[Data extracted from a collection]
##############################

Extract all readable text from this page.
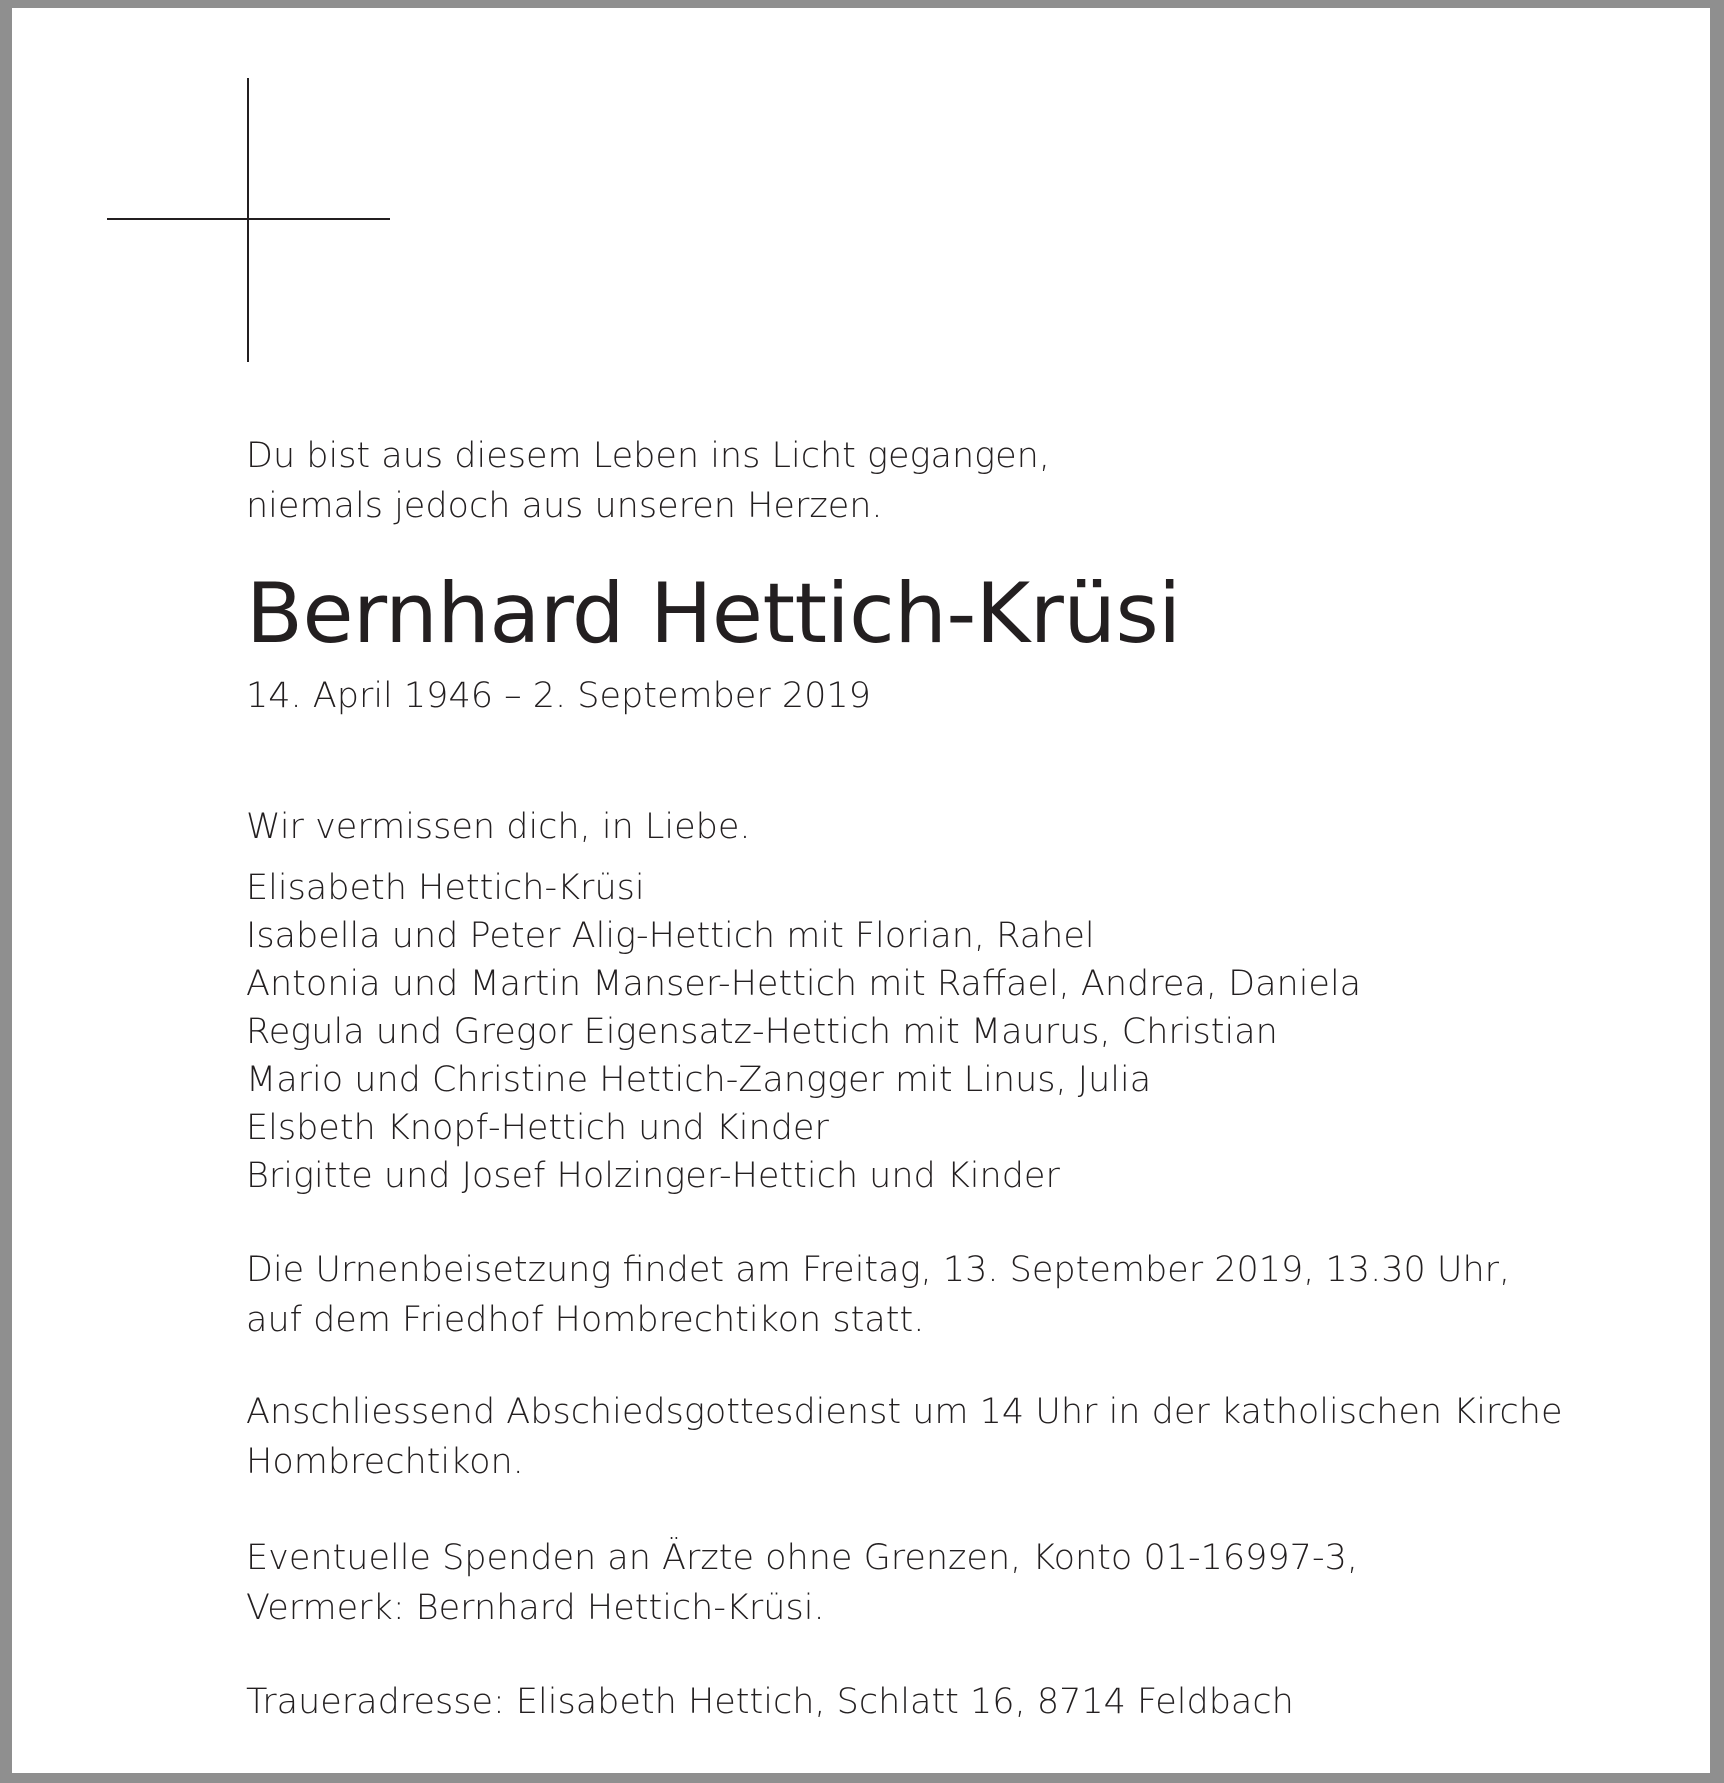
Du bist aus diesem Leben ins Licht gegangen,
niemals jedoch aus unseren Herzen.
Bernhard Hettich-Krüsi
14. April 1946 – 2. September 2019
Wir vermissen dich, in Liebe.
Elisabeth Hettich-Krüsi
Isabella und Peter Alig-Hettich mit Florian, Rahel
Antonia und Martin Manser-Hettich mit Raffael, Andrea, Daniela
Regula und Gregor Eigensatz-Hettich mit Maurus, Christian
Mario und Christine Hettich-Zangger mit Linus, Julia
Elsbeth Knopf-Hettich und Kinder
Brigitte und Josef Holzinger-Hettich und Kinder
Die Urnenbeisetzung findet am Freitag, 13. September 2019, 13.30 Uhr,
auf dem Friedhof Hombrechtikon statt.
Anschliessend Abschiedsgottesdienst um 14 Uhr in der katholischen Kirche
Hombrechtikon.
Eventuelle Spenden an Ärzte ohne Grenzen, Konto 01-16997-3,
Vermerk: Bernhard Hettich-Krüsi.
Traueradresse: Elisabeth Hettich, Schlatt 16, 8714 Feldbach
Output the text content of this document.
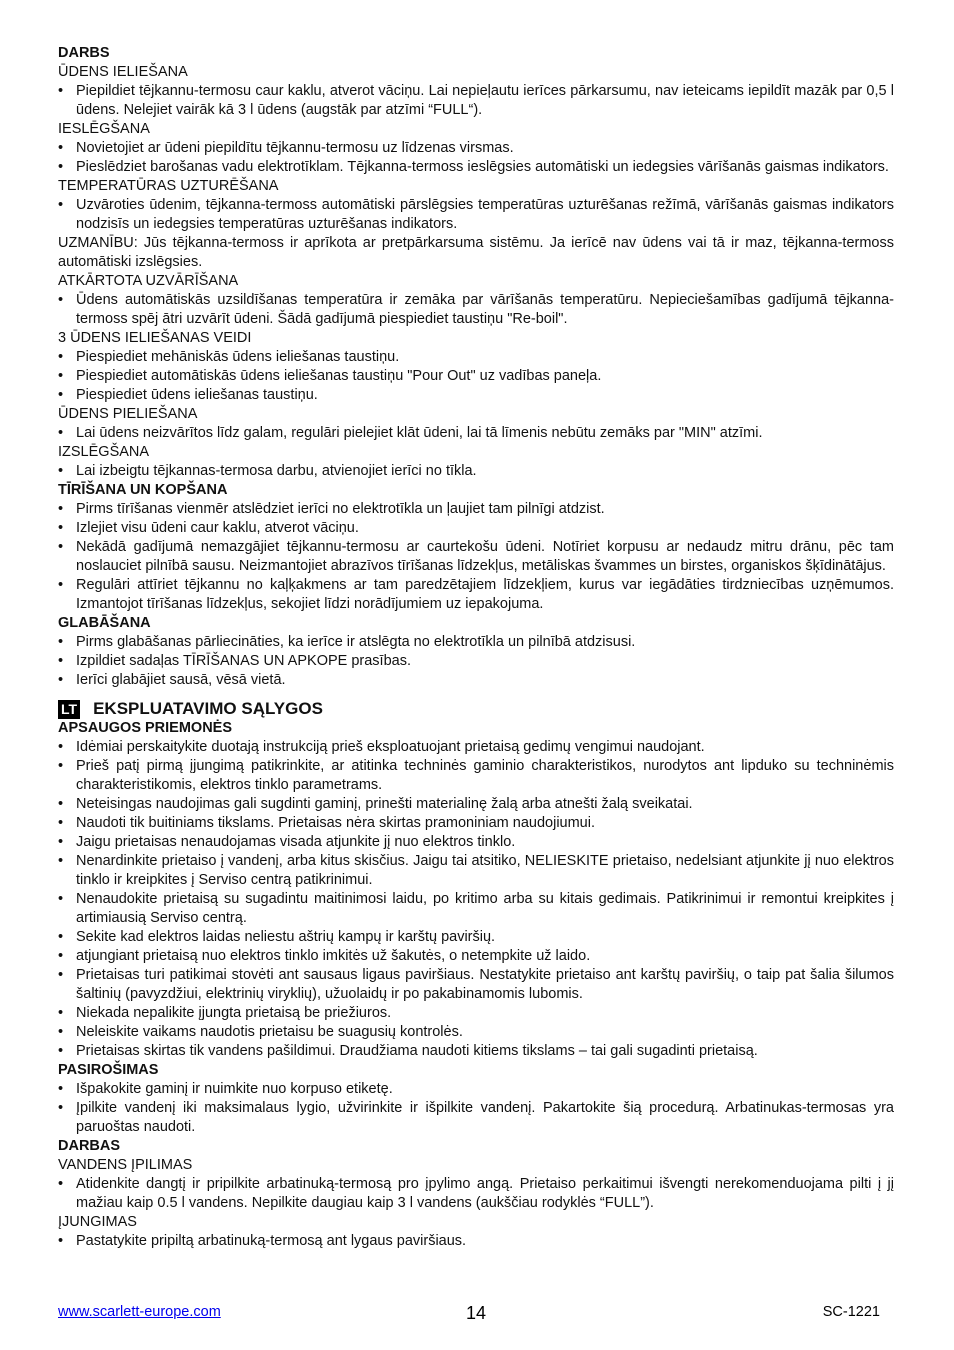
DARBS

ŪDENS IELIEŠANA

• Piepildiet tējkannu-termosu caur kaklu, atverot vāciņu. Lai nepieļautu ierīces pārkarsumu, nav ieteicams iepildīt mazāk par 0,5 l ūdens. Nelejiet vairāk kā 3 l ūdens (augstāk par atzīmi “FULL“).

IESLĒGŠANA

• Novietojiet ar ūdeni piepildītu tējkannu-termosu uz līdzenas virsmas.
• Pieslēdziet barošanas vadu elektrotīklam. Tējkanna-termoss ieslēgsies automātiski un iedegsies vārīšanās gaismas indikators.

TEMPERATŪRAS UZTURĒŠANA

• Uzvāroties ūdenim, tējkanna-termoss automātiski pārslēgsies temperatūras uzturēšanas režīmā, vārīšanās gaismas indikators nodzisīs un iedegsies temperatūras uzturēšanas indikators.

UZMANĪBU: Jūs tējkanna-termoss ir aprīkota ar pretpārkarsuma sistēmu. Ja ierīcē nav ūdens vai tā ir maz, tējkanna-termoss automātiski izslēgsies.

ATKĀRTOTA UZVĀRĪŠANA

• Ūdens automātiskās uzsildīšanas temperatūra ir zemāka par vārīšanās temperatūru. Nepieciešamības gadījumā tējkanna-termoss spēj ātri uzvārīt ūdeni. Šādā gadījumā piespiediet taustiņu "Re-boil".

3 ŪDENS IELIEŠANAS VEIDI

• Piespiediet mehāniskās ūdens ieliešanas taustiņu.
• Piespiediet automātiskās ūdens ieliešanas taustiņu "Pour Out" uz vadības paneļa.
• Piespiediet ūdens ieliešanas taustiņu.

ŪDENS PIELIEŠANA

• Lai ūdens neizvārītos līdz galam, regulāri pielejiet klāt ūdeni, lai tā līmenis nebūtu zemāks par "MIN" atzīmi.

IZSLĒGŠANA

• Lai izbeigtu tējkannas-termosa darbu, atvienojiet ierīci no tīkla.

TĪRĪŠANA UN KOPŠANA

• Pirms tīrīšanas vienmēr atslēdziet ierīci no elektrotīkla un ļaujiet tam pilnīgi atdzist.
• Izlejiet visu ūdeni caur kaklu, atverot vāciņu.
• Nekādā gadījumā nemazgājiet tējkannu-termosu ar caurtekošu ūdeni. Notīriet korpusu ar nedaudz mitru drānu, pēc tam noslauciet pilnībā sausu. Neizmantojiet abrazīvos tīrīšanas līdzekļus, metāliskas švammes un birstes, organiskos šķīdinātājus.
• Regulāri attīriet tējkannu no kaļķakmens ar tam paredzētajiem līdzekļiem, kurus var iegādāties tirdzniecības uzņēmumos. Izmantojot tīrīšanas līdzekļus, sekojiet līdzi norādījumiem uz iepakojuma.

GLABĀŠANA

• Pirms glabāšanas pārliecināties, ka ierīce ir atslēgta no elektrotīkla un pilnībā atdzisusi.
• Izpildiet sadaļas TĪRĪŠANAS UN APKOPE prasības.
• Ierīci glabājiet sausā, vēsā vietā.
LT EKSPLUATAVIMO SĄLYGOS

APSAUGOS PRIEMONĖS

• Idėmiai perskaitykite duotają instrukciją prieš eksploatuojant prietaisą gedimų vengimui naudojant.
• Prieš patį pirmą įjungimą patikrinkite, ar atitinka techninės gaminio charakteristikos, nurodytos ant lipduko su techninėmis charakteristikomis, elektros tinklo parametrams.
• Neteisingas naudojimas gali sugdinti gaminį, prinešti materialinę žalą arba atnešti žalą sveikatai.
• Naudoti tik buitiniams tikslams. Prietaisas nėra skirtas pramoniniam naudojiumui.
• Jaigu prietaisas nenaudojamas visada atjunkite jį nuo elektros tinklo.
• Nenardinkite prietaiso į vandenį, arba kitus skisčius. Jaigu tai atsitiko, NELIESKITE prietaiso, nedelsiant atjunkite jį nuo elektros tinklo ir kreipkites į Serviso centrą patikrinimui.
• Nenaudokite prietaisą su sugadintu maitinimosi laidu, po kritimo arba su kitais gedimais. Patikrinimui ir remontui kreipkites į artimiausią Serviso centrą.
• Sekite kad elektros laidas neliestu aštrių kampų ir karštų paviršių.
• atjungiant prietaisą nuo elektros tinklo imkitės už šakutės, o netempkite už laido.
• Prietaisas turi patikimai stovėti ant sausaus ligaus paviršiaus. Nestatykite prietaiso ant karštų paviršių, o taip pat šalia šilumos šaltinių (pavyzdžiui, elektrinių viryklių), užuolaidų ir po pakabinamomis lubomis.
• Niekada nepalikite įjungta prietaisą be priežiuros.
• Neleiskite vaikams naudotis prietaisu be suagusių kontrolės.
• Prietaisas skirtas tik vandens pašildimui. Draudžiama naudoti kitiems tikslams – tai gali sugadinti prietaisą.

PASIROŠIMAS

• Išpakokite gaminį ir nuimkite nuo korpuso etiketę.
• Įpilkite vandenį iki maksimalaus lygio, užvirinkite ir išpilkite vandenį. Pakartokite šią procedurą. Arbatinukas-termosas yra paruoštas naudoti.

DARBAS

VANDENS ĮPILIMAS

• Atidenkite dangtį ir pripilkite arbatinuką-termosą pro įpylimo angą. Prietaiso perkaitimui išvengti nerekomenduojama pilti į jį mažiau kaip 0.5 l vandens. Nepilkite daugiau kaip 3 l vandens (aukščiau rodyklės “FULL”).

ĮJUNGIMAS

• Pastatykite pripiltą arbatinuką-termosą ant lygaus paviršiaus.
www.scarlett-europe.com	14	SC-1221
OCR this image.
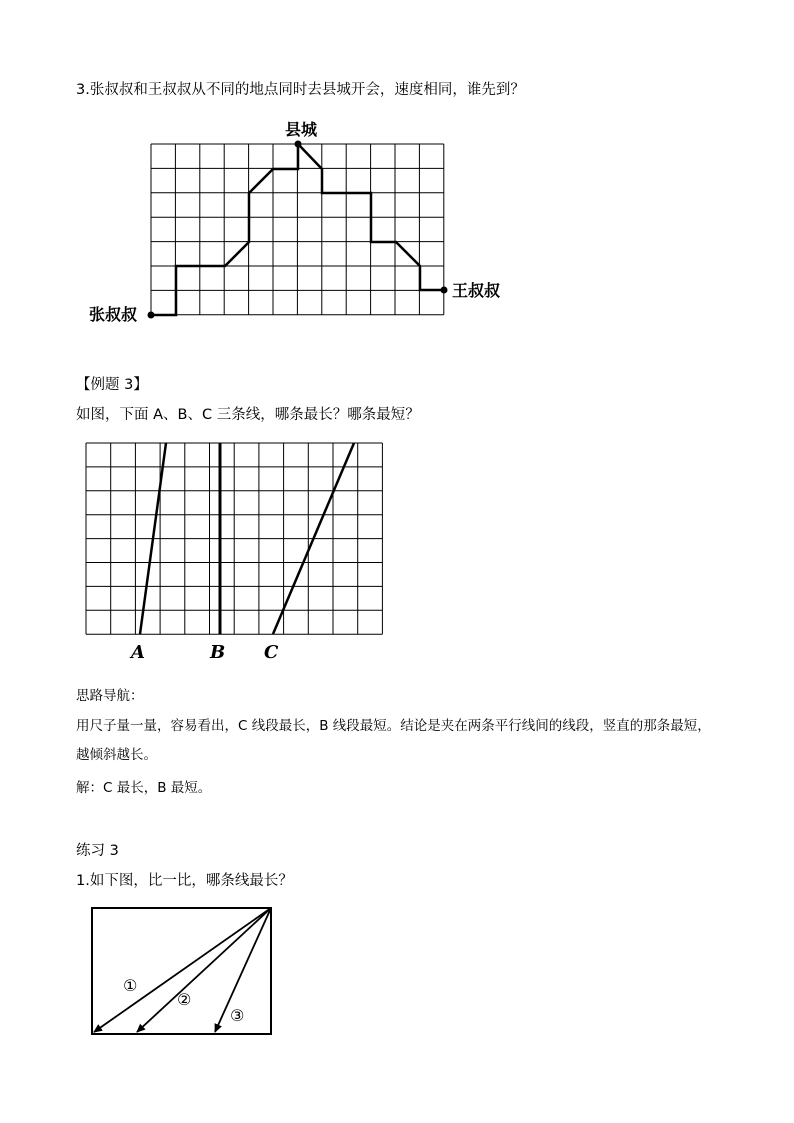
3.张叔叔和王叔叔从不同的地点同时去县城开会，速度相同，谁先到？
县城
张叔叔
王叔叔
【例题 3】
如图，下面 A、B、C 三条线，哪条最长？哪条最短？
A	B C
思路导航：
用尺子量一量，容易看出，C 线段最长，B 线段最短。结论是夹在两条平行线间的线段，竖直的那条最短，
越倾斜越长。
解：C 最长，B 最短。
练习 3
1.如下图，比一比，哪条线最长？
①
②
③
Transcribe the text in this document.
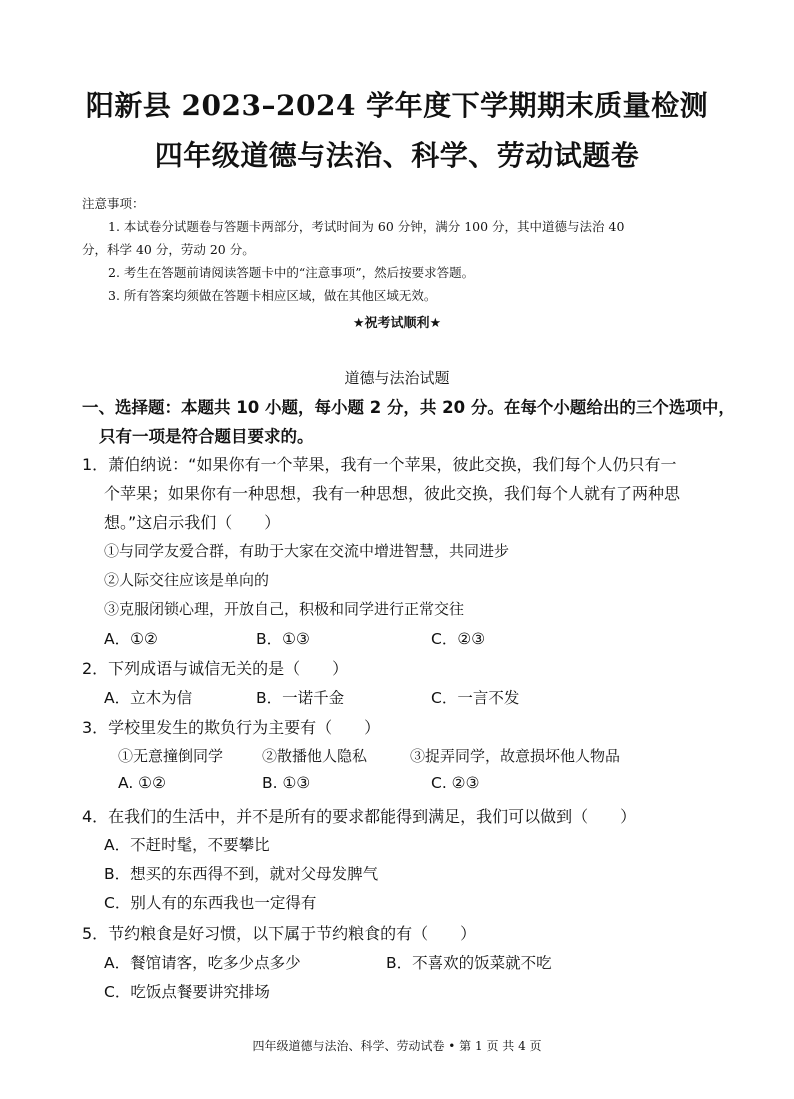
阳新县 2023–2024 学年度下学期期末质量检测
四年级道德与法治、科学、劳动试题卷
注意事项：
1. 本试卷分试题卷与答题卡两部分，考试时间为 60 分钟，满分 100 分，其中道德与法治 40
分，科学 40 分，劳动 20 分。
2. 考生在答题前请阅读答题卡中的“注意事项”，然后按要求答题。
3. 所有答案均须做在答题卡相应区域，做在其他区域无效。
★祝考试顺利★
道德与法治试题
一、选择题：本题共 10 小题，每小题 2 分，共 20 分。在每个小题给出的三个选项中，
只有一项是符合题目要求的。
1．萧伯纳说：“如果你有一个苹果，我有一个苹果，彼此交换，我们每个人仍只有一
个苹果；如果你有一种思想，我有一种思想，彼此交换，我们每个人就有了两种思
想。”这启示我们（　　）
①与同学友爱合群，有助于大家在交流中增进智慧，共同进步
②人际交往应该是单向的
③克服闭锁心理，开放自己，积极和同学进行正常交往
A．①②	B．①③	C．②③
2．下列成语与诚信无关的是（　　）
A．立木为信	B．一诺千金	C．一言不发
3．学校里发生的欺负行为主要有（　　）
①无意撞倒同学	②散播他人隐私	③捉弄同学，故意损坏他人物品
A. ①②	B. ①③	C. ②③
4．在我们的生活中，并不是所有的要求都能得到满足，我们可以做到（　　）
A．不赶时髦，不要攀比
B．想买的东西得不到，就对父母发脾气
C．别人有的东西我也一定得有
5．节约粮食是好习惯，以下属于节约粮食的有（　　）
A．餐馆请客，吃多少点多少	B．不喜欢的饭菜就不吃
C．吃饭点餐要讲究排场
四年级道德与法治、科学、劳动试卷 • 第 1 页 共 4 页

##############################

= Direction =
Give the count of lines in the listing above that include "Bernhard", with no other words.

= Finished answer =
2